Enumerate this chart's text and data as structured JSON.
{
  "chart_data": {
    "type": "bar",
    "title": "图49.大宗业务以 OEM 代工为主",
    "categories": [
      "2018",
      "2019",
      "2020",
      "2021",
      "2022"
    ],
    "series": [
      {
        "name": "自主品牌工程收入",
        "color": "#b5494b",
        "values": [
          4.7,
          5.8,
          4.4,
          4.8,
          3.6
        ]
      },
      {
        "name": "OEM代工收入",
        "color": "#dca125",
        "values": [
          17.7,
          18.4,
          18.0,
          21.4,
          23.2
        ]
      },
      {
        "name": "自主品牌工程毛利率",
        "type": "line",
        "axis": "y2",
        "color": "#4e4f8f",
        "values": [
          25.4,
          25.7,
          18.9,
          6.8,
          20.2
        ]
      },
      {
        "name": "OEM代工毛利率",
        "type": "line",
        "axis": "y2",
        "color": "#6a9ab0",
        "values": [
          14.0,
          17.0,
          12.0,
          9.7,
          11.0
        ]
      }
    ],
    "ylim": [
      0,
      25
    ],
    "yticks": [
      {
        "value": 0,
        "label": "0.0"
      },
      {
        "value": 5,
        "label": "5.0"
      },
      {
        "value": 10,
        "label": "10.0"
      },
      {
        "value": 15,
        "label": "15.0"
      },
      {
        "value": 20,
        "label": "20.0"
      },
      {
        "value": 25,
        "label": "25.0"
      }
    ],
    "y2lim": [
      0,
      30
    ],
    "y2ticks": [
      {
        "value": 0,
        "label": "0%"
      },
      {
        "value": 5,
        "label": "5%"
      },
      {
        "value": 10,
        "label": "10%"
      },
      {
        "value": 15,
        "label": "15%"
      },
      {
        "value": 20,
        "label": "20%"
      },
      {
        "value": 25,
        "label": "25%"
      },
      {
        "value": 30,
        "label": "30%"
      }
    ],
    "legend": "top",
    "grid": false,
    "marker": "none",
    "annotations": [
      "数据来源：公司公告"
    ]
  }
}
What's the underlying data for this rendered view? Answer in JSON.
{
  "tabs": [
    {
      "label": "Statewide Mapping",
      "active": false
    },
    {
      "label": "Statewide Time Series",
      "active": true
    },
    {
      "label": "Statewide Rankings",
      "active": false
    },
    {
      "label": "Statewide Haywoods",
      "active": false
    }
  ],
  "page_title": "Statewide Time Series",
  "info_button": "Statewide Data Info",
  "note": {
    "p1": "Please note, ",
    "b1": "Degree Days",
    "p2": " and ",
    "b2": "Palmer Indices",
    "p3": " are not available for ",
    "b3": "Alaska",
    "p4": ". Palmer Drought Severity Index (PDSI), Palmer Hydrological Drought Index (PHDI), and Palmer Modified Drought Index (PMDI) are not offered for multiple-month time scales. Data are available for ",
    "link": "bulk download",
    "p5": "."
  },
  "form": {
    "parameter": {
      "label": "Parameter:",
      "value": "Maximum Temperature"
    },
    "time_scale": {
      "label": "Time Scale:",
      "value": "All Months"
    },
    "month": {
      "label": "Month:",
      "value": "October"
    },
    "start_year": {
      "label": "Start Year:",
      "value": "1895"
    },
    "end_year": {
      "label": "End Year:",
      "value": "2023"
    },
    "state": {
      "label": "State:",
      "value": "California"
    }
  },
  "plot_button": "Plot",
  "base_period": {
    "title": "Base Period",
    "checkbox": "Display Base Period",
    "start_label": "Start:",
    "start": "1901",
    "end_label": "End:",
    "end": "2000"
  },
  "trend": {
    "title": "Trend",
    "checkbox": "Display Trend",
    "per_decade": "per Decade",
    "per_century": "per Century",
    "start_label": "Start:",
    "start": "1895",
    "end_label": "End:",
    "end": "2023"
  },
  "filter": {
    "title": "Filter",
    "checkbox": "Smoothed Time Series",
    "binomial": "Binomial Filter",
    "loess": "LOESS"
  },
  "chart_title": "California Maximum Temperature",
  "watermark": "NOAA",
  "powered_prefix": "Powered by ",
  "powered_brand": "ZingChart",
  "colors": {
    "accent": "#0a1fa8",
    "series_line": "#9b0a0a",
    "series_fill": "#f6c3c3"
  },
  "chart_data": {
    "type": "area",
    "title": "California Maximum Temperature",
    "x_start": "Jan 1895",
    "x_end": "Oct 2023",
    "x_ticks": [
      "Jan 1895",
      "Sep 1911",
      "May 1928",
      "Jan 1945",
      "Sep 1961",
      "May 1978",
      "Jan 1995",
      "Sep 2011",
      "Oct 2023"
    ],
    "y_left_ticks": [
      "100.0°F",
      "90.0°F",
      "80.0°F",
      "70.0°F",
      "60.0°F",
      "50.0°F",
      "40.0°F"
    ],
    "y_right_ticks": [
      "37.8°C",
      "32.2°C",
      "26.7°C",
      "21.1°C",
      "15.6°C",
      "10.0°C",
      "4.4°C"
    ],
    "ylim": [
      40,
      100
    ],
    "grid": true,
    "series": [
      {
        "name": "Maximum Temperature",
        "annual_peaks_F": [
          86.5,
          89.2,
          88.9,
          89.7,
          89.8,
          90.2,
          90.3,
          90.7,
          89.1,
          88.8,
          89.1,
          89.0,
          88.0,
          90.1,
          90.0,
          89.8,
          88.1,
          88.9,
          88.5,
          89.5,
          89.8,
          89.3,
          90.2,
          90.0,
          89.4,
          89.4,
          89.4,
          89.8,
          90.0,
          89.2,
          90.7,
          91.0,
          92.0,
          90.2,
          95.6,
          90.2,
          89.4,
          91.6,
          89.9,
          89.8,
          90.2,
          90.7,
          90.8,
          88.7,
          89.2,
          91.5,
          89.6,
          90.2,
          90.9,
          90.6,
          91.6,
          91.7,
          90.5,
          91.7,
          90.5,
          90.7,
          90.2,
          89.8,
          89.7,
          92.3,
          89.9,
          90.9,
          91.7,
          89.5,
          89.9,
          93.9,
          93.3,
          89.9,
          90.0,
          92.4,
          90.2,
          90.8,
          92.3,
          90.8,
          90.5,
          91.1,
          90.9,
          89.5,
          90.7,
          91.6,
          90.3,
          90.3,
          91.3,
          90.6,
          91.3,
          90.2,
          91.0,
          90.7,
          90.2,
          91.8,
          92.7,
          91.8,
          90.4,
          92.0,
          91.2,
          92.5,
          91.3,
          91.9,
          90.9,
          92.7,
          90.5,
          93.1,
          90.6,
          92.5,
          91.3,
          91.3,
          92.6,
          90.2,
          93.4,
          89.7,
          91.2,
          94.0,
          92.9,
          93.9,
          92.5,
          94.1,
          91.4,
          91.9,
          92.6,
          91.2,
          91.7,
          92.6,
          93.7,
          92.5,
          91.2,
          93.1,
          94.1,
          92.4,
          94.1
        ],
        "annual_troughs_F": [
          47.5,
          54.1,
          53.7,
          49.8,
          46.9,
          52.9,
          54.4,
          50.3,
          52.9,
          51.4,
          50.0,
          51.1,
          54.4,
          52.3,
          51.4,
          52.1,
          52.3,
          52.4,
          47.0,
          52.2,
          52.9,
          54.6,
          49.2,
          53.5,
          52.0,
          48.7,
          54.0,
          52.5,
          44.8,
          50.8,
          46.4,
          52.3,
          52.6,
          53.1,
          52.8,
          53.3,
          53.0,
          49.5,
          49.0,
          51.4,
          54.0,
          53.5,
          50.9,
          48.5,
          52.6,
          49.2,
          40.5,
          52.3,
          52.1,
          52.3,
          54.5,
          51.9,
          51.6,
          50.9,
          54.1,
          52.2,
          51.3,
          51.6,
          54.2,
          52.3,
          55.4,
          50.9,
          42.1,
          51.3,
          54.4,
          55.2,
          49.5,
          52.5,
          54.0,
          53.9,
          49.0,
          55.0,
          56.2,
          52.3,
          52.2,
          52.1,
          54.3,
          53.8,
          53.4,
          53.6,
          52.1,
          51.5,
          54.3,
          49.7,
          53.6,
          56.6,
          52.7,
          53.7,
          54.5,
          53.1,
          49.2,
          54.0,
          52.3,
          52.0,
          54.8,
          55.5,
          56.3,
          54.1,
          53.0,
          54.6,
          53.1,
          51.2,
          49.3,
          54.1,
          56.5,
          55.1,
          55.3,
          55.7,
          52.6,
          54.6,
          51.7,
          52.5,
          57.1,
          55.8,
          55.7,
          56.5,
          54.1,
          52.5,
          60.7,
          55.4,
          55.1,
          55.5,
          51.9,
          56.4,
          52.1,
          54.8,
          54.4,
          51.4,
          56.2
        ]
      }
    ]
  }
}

· · · · · · ·

### What to do
Select every line in the material above where the string "California" occurs, and copy it.

### Exercise response
      "value": "California"
  "chart_title": "California Maximum Temperature",
    "title": "California Maximum Temperature",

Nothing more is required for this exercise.